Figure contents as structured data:

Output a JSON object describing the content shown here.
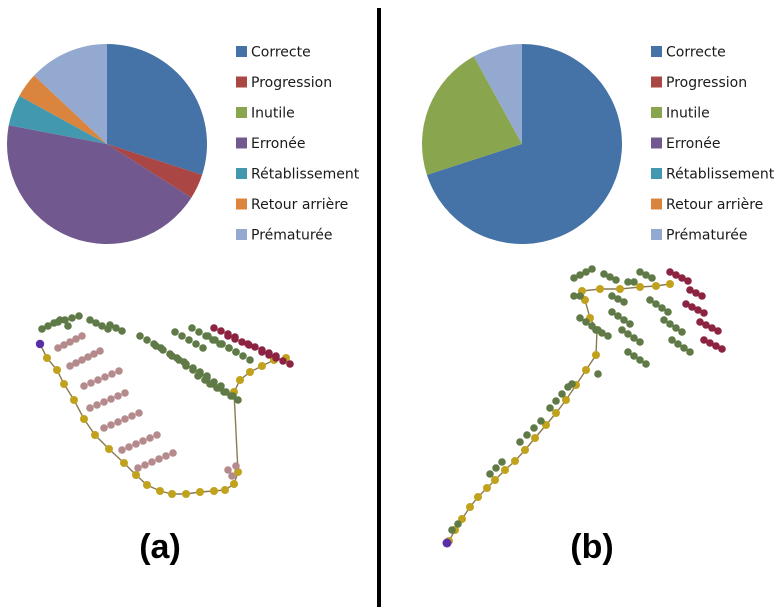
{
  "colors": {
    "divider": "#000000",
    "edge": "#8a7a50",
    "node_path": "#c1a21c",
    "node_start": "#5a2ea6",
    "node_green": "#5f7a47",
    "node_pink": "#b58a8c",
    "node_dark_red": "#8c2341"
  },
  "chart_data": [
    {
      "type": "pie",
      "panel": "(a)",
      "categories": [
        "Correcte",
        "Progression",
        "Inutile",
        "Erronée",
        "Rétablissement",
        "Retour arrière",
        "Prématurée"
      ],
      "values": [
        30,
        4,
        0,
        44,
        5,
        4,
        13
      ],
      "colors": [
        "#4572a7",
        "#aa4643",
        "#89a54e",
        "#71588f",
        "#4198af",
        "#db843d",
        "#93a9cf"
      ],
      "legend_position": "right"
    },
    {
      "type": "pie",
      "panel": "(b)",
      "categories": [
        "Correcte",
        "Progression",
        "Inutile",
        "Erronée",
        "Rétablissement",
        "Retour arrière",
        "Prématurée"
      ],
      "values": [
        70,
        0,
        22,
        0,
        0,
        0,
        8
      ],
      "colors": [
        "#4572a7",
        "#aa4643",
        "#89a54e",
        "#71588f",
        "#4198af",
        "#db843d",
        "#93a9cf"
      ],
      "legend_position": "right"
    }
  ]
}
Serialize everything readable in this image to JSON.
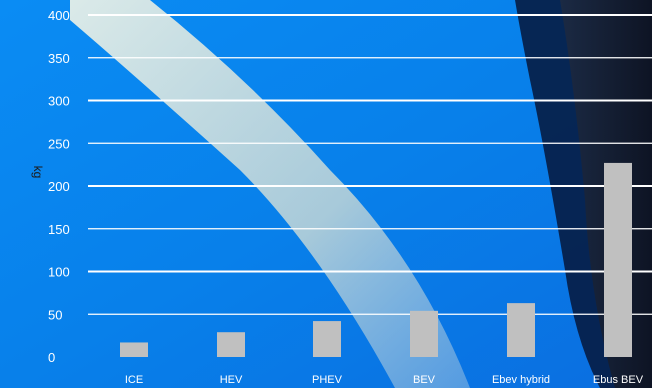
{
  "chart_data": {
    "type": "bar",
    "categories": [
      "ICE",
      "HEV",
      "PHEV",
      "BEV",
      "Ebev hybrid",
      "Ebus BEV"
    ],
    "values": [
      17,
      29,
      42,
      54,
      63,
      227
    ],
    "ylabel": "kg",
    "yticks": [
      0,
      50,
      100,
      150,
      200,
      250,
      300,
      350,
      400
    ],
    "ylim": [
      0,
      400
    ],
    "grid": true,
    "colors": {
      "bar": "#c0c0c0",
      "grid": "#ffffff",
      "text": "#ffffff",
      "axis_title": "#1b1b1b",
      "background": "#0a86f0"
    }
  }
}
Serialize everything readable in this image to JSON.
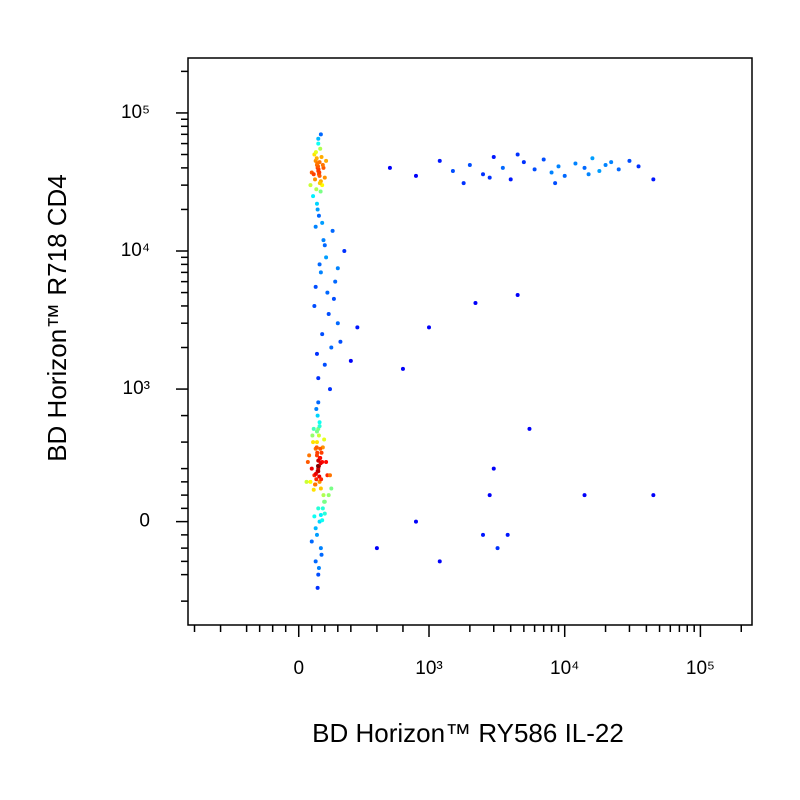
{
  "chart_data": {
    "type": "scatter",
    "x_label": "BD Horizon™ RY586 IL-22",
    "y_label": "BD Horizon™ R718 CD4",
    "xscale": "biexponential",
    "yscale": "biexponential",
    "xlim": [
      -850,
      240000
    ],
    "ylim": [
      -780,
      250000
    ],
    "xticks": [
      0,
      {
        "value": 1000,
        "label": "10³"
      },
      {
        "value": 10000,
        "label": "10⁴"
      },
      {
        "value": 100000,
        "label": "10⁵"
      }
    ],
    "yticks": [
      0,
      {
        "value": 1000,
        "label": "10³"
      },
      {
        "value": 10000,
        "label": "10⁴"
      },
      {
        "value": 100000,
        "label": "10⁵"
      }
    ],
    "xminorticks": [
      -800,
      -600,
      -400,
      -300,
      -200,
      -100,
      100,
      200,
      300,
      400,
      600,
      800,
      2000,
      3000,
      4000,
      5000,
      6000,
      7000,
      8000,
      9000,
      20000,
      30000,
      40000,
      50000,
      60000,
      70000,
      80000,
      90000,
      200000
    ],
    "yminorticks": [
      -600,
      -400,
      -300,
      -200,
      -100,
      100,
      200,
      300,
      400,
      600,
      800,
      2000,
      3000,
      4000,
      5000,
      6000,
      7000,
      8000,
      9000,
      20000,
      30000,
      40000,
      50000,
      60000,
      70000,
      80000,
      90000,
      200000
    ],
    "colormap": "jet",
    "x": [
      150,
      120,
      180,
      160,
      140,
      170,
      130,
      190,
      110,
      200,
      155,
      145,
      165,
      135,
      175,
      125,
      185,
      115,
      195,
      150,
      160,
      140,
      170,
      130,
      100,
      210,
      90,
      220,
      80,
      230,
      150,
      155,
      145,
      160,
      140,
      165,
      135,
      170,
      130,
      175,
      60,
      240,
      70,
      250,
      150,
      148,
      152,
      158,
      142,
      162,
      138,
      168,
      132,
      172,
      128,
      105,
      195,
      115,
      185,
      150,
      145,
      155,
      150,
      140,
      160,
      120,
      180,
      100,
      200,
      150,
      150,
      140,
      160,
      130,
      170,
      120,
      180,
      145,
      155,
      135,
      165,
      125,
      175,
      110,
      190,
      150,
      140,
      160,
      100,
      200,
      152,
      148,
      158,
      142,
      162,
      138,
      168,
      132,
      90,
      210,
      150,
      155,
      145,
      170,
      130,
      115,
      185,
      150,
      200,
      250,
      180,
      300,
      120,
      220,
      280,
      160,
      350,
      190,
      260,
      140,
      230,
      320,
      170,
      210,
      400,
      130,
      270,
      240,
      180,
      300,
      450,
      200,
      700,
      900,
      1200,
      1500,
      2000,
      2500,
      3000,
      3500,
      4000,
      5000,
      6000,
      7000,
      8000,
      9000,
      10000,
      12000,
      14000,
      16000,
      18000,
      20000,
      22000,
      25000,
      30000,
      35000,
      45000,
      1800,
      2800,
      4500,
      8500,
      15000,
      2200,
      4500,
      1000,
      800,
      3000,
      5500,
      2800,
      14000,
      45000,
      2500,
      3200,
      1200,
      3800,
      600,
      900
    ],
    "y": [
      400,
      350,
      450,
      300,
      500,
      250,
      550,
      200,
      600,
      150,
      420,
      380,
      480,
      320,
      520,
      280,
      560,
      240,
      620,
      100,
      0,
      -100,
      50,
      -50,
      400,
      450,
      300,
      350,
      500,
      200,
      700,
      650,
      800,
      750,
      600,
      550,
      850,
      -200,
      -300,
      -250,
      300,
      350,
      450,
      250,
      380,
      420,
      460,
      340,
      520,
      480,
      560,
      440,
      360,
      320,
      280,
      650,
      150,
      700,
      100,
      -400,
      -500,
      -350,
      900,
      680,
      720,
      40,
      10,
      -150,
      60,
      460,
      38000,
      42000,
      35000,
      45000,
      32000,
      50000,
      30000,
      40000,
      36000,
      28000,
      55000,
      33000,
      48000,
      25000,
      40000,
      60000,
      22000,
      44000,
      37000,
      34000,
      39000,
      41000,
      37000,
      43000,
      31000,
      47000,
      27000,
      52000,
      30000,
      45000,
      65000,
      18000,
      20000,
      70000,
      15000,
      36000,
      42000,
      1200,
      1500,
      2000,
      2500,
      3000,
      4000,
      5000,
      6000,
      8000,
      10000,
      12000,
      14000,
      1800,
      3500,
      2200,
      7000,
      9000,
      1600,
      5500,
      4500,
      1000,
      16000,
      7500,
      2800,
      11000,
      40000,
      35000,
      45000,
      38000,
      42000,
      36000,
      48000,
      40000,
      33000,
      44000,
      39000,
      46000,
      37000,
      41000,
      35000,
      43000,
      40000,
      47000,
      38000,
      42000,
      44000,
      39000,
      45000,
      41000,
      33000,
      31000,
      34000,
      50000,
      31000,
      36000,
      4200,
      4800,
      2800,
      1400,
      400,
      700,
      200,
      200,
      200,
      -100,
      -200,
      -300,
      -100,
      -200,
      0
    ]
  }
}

- **THE TASK**: Within the records above, how many lines include the word "type"? State the number by itself.

- **SOLUTION BELOW**: 4